_PROBLEM TO WORK ON:_ Make an exact copy of the records, dropping all pictures.

_RECORDS FOR THE TASK:_

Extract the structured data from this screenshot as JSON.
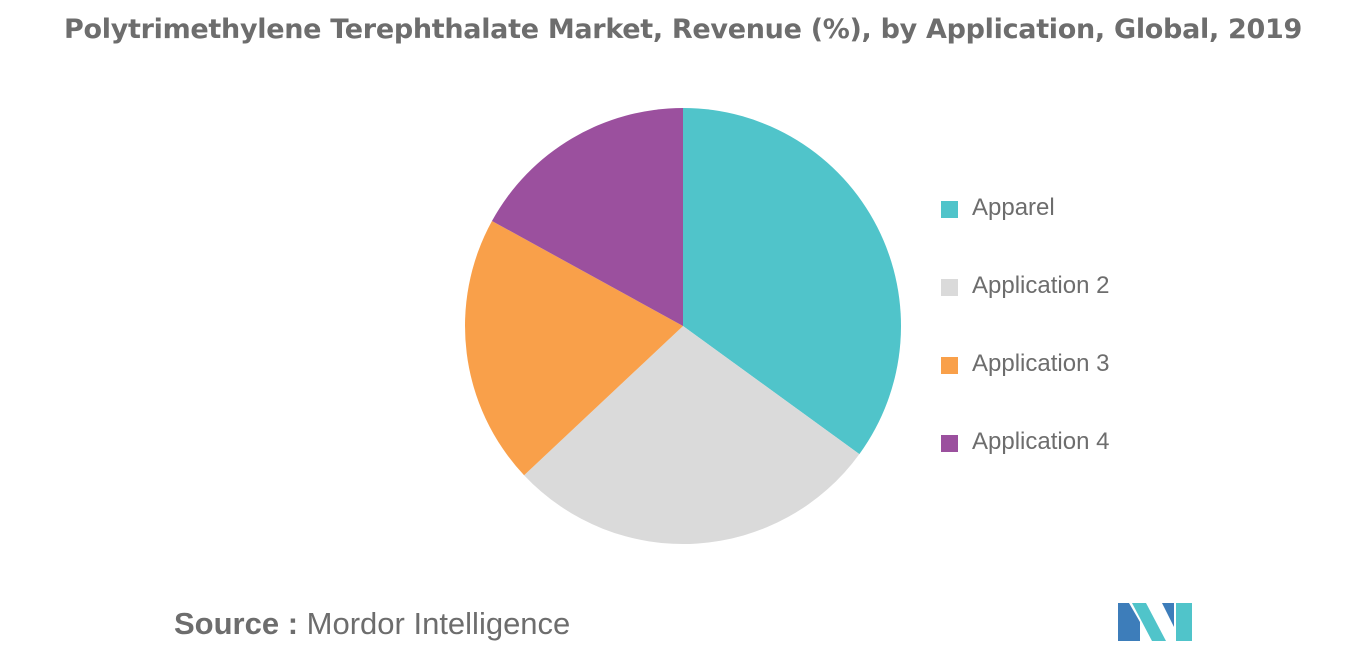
{
  "chart_data": {
    "type": "pie",
    "title": "Polytrimethylene Terephthalate Market, Revenue (%), by Application, Global, 2019",
    "categories": [
      "Apparel",
      "Application 2",
      "Application 3",
      "Application 4"
    ],
    "values": [
      35,
      28,
      20,
      17
    ],
    "colors": [
      "#50c4ca",
      "#dadada",
      "#f9a04a",
      "#9b509e"
    ],
    "legend_position": "right"
  },
  "source": {
    "label": "Source :",
    "text": "Mordor Intelligence"
  },
  "logo": {
    "icon": "mordor-intelligence-logo-icon",
    "colors": [
      "#3d7dba",
      "#50c4ca"
    ]
  }
}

_REPLY TO THE EXERCISE:_
Extract the structured data from this screenshot as JSON.
{
  "chart_data": {
    "type": "pie",
    "title": "Polytrimethylene Terephthalate Market, Revenue (%), by Application, Global, 2019",
    "categories": [
      "Apparel",
      "Application 2",
      "Application 3",
      "Application 4"
    ],
    "values": [
      35,
      28,
      20,
      17
    ],
    "colors": [
      "#50c4ca",
      "#dadada",
      "#f9a04a",
      "#9b509e"
    ],
    "legend_position": "right"
  },
  "source": {
    "label": "Source :",
    "text": "Mordor Intelligence"
  },
  "logo": {
    "icon": "mordor-intelligence-logo-icon",
    "colors": [
      "#3d7dba",
      "#50c4ca"
    ]
  }
}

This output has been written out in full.